▸ What this task involves
Return each line that holds the word "teren".

(Extracted records)
——

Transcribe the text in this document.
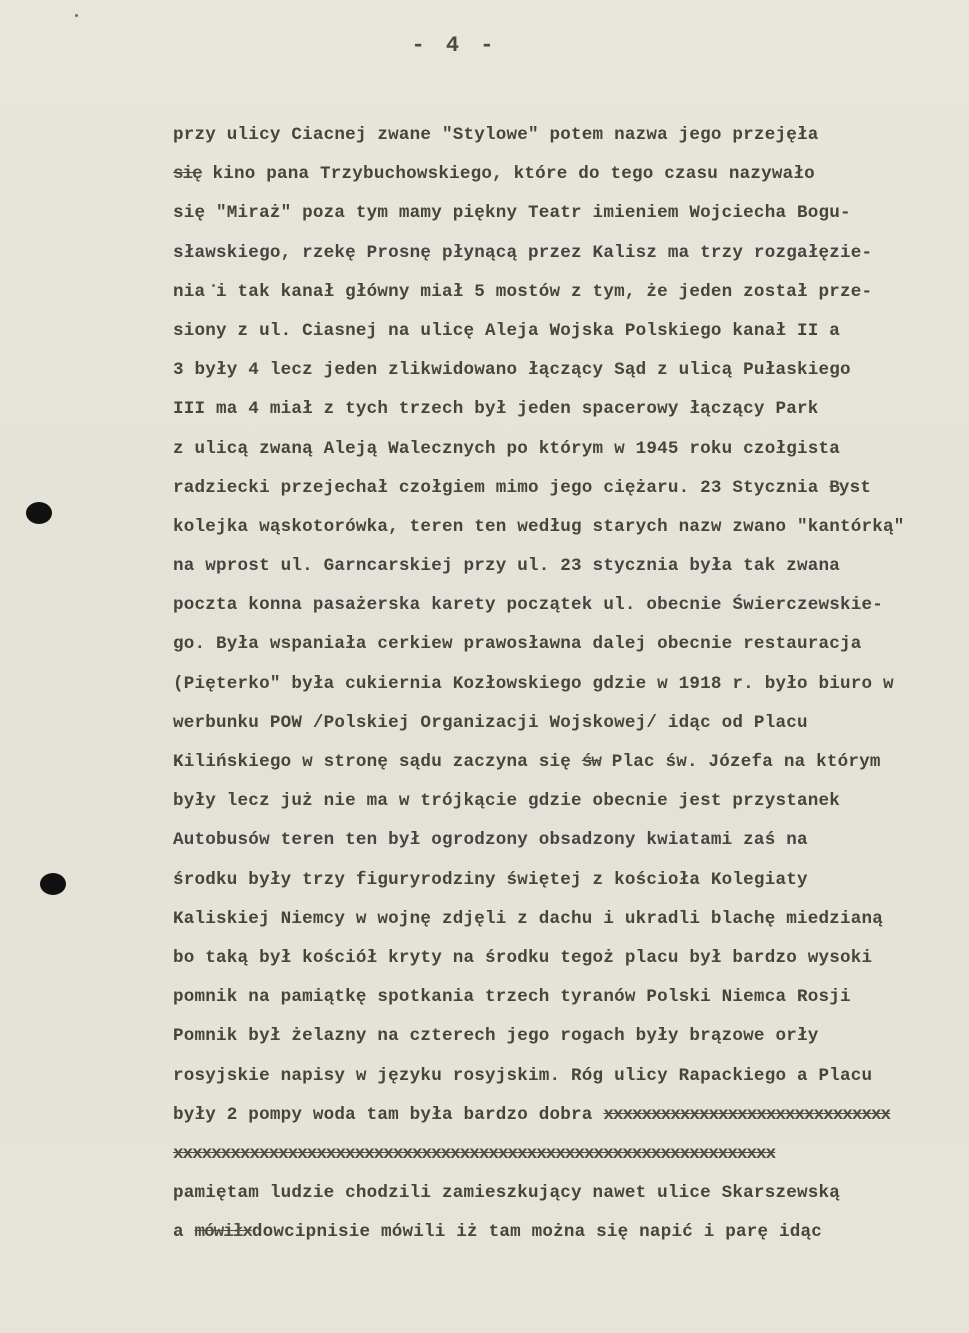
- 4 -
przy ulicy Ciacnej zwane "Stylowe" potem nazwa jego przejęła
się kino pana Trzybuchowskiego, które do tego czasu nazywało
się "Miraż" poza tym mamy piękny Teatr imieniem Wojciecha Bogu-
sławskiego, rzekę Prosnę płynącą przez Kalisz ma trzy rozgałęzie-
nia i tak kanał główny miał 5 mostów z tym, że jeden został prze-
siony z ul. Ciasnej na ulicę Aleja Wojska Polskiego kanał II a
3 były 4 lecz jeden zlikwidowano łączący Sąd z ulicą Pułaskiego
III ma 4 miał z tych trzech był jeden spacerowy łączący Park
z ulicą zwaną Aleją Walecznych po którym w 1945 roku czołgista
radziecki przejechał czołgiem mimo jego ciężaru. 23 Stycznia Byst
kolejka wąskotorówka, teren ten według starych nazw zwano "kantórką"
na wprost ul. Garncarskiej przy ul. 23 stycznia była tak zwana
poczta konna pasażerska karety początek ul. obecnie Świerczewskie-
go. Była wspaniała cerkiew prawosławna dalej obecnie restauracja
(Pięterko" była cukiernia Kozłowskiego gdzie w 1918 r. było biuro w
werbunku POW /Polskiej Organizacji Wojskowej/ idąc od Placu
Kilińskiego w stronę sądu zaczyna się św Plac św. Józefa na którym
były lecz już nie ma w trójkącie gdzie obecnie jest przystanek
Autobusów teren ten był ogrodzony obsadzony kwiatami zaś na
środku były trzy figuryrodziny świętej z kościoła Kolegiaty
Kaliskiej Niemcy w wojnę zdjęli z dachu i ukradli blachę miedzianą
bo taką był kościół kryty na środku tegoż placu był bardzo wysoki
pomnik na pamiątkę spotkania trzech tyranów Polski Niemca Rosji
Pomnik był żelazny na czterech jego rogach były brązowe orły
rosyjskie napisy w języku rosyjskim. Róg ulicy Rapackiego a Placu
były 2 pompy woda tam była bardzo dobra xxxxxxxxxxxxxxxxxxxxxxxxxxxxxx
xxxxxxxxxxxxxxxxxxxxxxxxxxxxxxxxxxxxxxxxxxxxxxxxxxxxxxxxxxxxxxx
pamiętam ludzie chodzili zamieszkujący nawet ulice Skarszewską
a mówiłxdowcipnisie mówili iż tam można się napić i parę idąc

——

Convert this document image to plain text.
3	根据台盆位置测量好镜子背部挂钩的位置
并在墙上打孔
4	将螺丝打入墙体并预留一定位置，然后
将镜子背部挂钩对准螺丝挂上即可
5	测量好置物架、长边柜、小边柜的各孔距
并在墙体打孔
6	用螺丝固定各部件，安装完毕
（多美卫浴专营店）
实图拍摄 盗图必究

——

▸ Finished exercise
kolejka wąskotorówka, teren ten według starych nazw zwano "kantórką"
Autobusów teren ten był ogrodzony obsadzony kwiatami zaś na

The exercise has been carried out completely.